**Tugas A**
Perbarui catatan mulai dari baris pertama catatan sampai baris yang memuat "85, 62, 143]", termasuk baris itu. Ganti "OneAction" dengan "SingleAction" dan biarkan bagian lain tetap sama.

**Kutipan**

· · · · ·

Sangat disayangkan, karena kedangkalan itu melanda kaum muda Dayak di Kalimantan, daerah yang memiliki tradisi dan budaya Tato yang pernah menjadi pusat perhatian dan dihargai dunia. Kalimantan Barat khususnya, adalah pemilik aset budaya tersebut, namun pengetahuan dan eksotisme lokal ini ternyata dilewatkan begitu saja sebagai suatu hal yang sia dan tak mendapat perhatian. Bukankah Tato tradisi Dayak dan orang yang mengenakannya sesungguhnya adalah sebuah aset budaya yang tak ternilai bagi pariwisata, ilmu pengetahuan dan sejarah lokal?

Mencermati keterpurukan pemahaman dalam berbagai aspek budaya di Indonesia, dalam bukunya Semangat Indonesia: Suatu Perjalanan Budaya, Umar kayam mengungkapkan, “Modernitas adalah mutlak dalam sebuah negara kebangsaan baru, dan dapat bersikap sangat keras terhadap kesenian tradisional. Modernitas menciptakan efisiensi yang tidak hanya merubah irama serta memendekkan kesenian tradisional itu, akan tetapi sesungguhnya merombak hal-hal yang paling dasar dari kesenian”.( Umar Kayam,Sesuatu Indonesia)

· · · · ·

**Daftar Catatan**
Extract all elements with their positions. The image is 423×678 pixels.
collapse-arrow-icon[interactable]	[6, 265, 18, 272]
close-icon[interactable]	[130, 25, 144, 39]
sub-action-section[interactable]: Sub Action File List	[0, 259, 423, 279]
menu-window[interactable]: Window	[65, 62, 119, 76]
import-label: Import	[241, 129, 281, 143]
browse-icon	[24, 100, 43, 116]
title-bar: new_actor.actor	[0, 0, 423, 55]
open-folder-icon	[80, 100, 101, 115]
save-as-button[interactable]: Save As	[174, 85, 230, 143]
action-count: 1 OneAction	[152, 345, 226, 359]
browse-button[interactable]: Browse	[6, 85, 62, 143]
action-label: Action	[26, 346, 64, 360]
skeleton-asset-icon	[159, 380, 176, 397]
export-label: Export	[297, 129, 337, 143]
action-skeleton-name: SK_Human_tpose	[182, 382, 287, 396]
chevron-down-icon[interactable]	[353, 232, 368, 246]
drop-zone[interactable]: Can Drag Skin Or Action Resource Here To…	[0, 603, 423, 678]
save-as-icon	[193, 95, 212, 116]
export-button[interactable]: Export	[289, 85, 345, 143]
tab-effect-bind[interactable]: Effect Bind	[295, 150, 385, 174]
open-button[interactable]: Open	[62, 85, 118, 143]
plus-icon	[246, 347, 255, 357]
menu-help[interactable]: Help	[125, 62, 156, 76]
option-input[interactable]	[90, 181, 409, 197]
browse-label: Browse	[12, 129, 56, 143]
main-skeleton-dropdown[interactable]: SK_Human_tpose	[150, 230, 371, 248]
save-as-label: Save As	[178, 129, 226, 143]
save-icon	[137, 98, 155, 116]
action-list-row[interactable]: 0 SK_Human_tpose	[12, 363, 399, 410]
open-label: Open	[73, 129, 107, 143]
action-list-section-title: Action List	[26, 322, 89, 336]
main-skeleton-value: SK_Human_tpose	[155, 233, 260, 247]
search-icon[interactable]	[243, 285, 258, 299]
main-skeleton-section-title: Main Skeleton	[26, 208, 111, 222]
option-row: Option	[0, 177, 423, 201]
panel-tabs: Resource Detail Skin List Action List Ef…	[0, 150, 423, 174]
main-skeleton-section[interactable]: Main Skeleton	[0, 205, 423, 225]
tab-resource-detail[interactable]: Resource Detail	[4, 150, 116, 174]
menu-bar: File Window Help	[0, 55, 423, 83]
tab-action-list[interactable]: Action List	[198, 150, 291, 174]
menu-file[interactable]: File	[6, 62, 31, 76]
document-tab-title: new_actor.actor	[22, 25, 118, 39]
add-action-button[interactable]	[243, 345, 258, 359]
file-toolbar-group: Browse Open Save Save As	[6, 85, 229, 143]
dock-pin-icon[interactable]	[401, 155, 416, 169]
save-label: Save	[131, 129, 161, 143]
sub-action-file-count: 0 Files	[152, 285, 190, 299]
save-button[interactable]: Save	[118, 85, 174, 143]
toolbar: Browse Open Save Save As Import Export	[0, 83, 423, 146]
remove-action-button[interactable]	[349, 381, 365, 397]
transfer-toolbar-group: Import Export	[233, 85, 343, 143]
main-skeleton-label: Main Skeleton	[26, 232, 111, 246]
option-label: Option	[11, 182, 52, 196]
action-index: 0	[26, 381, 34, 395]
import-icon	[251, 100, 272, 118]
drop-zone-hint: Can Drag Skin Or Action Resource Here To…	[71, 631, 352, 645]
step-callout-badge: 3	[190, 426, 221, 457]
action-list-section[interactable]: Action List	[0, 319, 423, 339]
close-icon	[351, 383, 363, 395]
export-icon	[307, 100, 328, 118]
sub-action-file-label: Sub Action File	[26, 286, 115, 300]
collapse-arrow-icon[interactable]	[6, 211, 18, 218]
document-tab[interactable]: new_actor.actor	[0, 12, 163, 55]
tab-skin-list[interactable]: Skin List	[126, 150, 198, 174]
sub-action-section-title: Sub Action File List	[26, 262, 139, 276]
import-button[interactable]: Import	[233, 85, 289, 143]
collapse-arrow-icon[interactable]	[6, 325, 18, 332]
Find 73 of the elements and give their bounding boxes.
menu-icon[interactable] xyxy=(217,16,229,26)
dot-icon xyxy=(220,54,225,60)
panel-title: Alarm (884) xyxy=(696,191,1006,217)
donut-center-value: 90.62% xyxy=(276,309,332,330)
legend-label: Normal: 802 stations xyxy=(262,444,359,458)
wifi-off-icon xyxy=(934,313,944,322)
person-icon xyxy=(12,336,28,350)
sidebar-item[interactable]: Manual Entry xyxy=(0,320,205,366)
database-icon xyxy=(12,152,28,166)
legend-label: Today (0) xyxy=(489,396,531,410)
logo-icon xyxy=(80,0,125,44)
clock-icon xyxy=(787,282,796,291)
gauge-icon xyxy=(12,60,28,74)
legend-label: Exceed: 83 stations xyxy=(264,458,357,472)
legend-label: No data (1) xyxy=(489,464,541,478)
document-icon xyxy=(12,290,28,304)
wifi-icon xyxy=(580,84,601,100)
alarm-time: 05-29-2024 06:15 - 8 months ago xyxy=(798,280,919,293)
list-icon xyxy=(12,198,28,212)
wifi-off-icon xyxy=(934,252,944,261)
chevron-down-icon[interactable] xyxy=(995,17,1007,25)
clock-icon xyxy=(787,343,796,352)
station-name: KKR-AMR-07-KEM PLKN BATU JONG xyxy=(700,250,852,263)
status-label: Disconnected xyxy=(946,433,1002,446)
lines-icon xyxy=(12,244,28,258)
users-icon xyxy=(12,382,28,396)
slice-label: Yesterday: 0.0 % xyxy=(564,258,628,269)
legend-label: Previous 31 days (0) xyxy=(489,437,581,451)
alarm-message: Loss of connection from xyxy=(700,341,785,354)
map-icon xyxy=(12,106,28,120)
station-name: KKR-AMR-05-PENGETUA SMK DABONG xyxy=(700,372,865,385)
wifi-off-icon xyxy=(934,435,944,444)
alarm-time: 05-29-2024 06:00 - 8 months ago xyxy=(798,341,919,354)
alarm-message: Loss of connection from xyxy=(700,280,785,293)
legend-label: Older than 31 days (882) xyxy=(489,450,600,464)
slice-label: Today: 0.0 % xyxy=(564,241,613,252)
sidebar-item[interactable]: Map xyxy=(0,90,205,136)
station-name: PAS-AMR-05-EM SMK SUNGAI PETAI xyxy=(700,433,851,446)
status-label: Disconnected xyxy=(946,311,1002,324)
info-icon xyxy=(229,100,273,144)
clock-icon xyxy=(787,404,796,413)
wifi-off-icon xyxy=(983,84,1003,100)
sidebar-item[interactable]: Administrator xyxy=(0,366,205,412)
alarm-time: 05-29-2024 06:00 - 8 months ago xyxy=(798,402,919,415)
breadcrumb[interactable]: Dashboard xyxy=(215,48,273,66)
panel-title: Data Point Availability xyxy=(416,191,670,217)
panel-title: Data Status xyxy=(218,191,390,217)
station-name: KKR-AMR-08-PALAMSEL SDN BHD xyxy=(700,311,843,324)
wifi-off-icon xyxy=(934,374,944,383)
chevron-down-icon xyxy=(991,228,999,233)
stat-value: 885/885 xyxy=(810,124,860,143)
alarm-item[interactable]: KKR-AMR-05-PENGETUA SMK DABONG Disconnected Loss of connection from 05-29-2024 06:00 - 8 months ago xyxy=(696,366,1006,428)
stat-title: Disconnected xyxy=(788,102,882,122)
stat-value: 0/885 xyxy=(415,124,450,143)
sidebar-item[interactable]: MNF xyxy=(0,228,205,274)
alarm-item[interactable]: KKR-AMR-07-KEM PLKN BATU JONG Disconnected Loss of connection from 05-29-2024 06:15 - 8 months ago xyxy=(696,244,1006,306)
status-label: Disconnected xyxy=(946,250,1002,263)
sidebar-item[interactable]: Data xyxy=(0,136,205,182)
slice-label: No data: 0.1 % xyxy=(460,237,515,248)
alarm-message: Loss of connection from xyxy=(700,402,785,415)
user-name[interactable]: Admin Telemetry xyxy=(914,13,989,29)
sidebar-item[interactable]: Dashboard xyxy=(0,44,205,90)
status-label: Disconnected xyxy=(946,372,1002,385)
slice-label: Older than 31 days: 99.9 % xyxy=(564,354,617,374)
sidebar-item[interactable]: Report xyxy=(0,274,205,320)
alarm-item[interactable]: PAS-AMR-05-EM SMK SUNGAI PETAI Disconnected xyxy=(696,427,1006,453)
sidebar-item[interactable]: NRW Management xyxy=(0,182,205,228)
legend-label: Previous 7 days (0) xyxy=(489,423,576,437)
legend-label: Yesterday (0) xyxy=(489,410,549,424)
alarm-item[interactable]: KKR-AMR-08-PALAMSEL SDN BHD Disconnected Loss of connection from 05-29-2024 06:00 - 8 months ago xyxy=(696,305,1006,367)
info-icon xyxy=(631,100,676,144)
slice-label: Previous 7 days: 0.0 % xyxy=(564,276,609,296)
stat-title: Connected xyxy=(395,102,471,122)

· · · · ·

**Tugas B**
Tuliskan kembali seluruh kutipan tentang tato Dayak tanpa mengubah apa pun.

**Jawaban A**
Extract all elements with their positions. The image is 423×678 pixels.
collapse-arrow-icon[interactable]	[6, 265, 18, 272]
close-icon[interactable]	[130, 25, 144, 39]
sub-action-section[interactable]: Sub Action File List	[0, 259, 423, 279]
menu-window[interactable]: Window	[65, 62, 119, 76]
import-label: Import	[241, 129, 281, 143]
browse-icon	[24, 100, 43, 116]
title-bar: new_actor.actor	[0, 0, 423, 55]
open-folder-icon	[80, 100, 101, 115]
save-as-button[interactable]: Save As	[174, 85, 230, 143]
action-count: 1 SingleAction	[152, 345, 226, 359]
browse-button[interactable]: Browse	[6, 85, 62, 143]

**Jawaban B**
Sangat disayangkan, karena kedangkalan itu melanda kaum muda Dayak di Kalimantan, daerah yang memiliki tradisi dan budaya Tato yang pernah menjadi pusat perhatian dan dihargai dunia. Kalimantan Barat khususnya, adalah pemilik aset budaya tersebut, namun pengetahuan dan eksotisme lokal ini ternyata dilewatkan begitu saja sebagai suatu hal yang sia dan tak mendapat perhatian. Bukankah Tato tradisi Dayak dan orang yang mengenakannya sesungguhnya adalah sebuah aset budaya yang tak ternilai bagi pariwisata, ilmu pengetahuan dan sejarah lokal?

Mencermati keterpurukan pemahaman dalam berbagai aspek budaya di Indonesia, dalam bukunya Semangat Indonesia: Suatu Perjalanan Budaya, Umar kayam mengungkapkan, “Modernitas adalah mutlak dalam sebuah negara kebangsaan baru, dan dapat bersikap sangat keras terhadap kesenian tradisional. Modernitas menciptakan efisiensi yang tidak hanya merubah irama serta memendekkan kesenian tradisional itu, akan tetapi sesungguhnya merombak hal-hal yang paling dasar dari kesenian”.( Umar Kayam,Sesuatu Indonesia)